REQUIRED WORK:
Type out all the records word for word. Any pictures are to be left out.

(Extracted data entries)
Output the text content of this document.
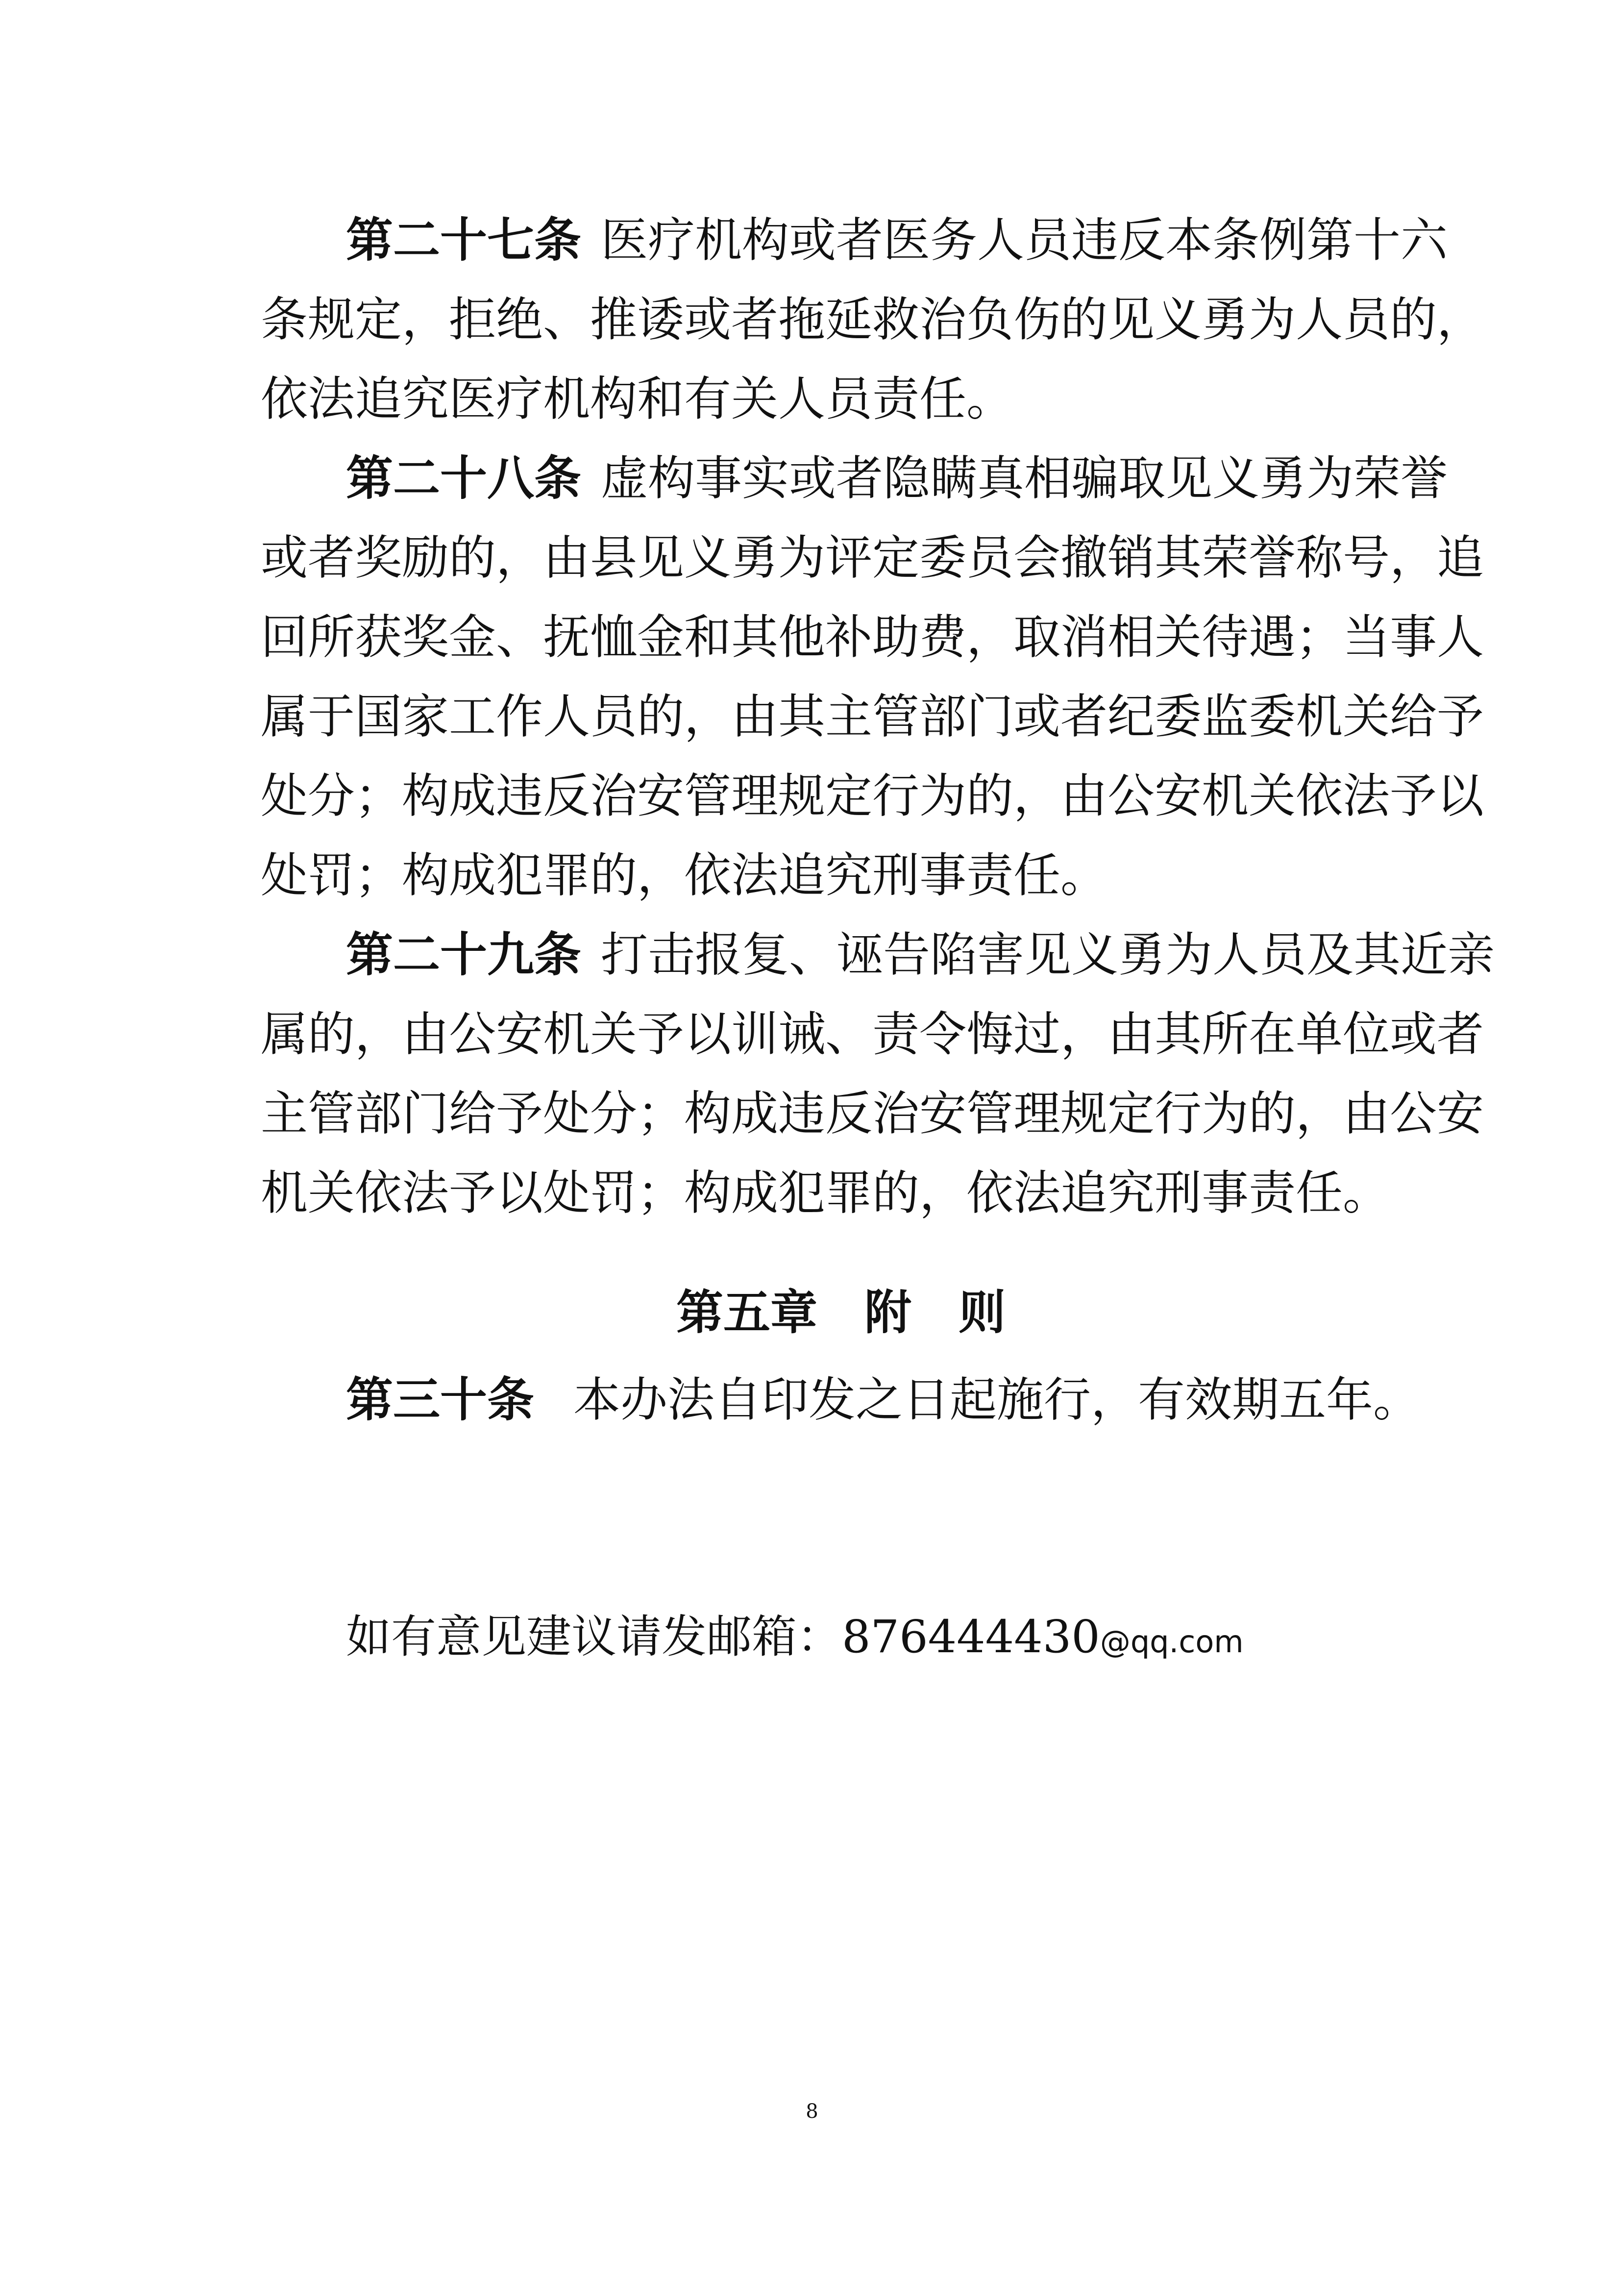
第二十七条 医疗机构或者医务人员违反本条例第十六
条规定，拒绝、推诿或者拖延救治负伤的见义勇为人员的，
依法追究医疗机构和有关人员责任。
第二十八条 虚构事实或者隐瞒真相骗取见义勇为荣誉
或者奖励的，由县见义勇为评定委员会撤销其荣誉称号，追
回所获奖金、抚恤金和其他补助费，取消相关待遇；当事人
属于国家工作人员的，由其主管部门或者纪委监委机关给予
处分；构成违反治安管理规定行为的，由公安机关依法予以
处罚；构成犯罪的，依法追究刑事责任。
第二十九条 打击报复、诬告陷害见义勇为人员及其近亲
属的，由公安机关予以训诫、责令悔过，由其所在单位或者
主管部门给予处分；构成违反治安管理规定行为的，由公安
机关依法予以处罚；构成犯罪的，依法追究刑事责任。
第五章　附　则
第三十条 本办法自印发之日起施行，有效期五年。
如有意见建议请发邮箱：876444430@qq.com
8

CORRECT RESPONSE:
Output the text content of this document.
第二十七条 医疗机构或者医务人员违反本条例第十六
条规定，拒绝、推诿或者拖延救治负伤的见义勇为人员的，
依法追究医疗机构和有关人员责任。
第二十八条 虚构事实或者隐瞒真相骗取见义勇为荣誉
或者奖励的，由县见义勇为评定委员会撤销其荣誉称号，追
回所获奖金、抚恤金和其他补助费，取消相关待遇；当事人
属于国家工作人员的，由其主管部门或者纪委监委机关给予
处分；构成违反治安管理规定行为的，由公安机关依法予以
处罚；构成犯罪的，依法追究刑事责任。
第二十九条 打击报复、诬告陷害见义勇为人员及其近亲
属的，由公安机关予以训诫、责令悔过，由其所在单位或者
主管部门给予处分；构成违反治安管理规定行为的，由公安
机关依法予以处罚；构成犯罪的，依法追究刑事责任。
第五章　附　则
第三十条 本办法自印发之日起施行，有效期五年。
如有意见建议请发邮箱：876444430@qq.com
8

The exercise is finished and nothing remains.